## What is asked
Return each line containing "source".

## Record set
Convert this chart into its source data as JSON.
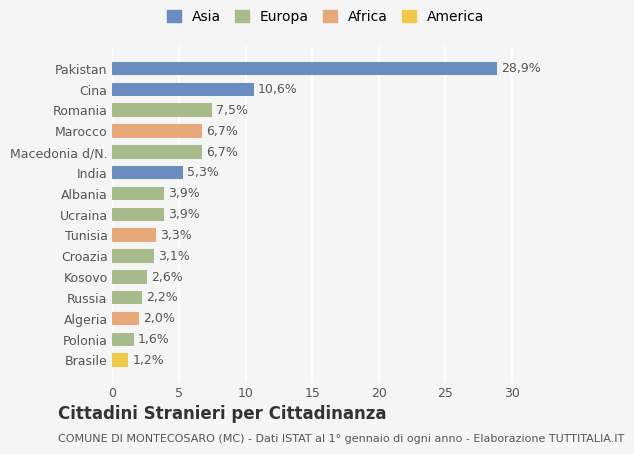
{
  "countries": [
    "Pakistan",
    "Cina",
    "Romania",
    "Marocco",
    "Macedonia d/N.",
    "India",
    "Albania",
    "Ucraina",
    "Tunisia",
    "Croazia",
    "Kosovo",
    "Russia",
    "Algeria",
    "Polonia",
    "Brasile"
  ],
  "values": [
    28.9,
    10.6,
    7.5,
    6.7,
    6.7,
    5.3,
    3.9,
    3.9,
    3.3,
    3.1,
    2.6,
    2.2,
    2.0,
    1.6,
    1.2
  ],
  "labels": [
    "28,9%",
    "10,6%",
    "7,5%",
    "6,7%",
    "6,7%",
    "5,3%",
    "3,9%",
    "3,9%",
    "3,3%",
    "3,1%",
    "2,6%",
    "2,2%",
    "2,0%",
    "1,6%",
    "1,2%"
  ],
  "continents": [
    "Asia",
    "Asia",
    "Europa",
    "Africa",
    "Europa",
    "Asia",
    "Europa",
    "Europa",
    "Africa",
    "Europa",
    "Europa",
    "Europa",
    "Africa",
    "Europa",
    "America"
  ],
  "colors": {
    "Asia": "#6b8cbf",
    "Europa": "#a8bb8a",
    "Africa": "#e8a97a",
    "America": "#f0c84a"
  },
  "legend_order": [
    "Asia",
    "Europa",
    "Africa",
    "America"
  ],
  "title": "Cittadini Stranieri per Cittadinanza",
  "subtitle": "COMUNE DI MONTECOSARO (MC) - Dati ISTAT al 1° gennaio di ogni anno - Elaborazione TUTTITALIA.IT",
  "xlim": [
    0,
    32
  ],
  "xticks": [
    0,
    5,
    10,
    15,
    20,
    25,
    30
  ],
  "bg_color": "#f5f5f5",
  "bar_height": 0.65,
  "label_fontsize": 9,
  "tick_fontsize": 9,
  "title_fontsize": 12,
  "subtitle_fontsize": 8
}
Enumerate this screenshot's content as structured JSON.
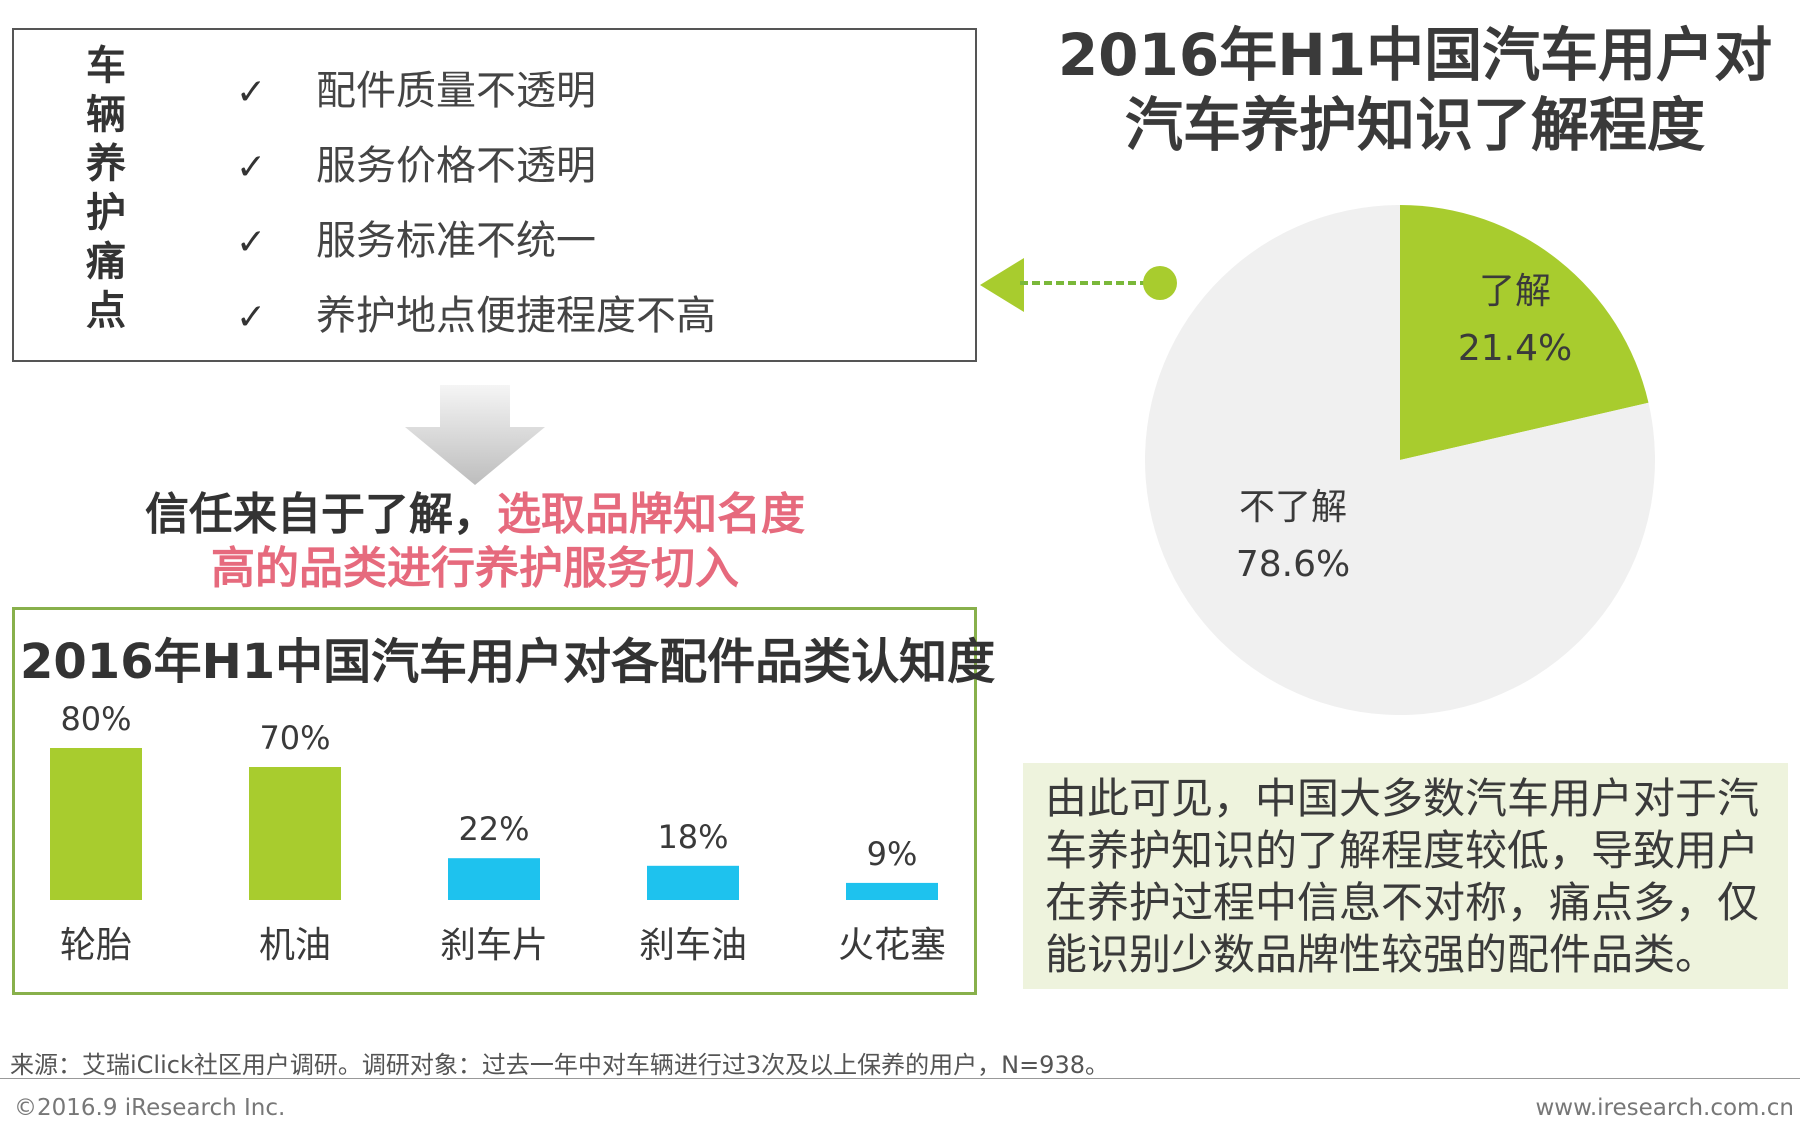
{
  "pain_points": {
    "vertical_title": [
      "车",
      "辆",
      "养",
      "护",
      "痛",
      "点"
    ],
    "check_symbol": "✓",
    "items": [
      "配件质量不透明",
      "服务价格不透明",
      "服务标准不统一",
      "养护地点便捷程度不高"
    ]
  },
  "trust": {
    "line1_dark": "信任来自于了解，",
    "line1_red": "选取品牌知名度",
    "line2_red": "高的品类进行养护服务切入"
  },
  "conclusion": "由此可见，中国大多数汽车用户对于汽车养护知识的了解程度较低，导致用户在养护过程中信息不对称，痛点多，仅能识别少数品牌性较强的配件品类。",
  "footer": {
    "source": "来源：艾瑞iClick社区用户调研。调研对象：过去一年中对车辆进行过3次及以上保养的用户，N=938。",
    "copyright": "©2016.9 iResearch Inc.",
    "website": "www.iresearch.com.cn"
  },
  "colors": {
    "green": "#a8cc2e",
    "blue": "#1ec2ee",
    "pie_grey": "#f0f0f0",
    "accent_red": "#e66a7d"
  },
  "chart_data": [
    {
      "type": "pie",
      "title_lines": [
        "2016年H1中国汽车用户对",
        "汽车养护知识了解程度"
      ],
      "slices": [
        {
          "label": "了解",
          "value": 21.4,
          "display": "21.4%",
          "color": "#a8cc2e"
        },
        {
          "label": "不了解",
          "value": 78.6,
          "display": "78.6%",
          "color": "#f0f0f0"
        }
      ]
    },
    {
      "type": "bar",
      "title": "2016年H1中国汽车用户对各配件品类认知度",
      "categories": [
        "轮胎",
        "机油",
        "刹车片",
        "刹车油",
        "火花塞"
      ],
      "values": [
        80,
        70,
        22,
        18,
        9
      ],
      "value_labels": [
        "80%",
        "70%",
        "22%",
        "18%",
        "9%"
      ],
      "colors": [
        "#a8cc2e",
        "#a8cc2e",
        "#1ec2ee",
        "#1ec2ee",
        "#1ec2ee"
      ],
      "ylim": [
        0,
        100
      ]
    }
  ]
}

## Task solution
Convert this chart into its source data as JSON.
    "source": "来源：艾瑞iClick社区用户调研。调研对象：过去一年中对车辆进行过3次及以上保养的用户，N=938。",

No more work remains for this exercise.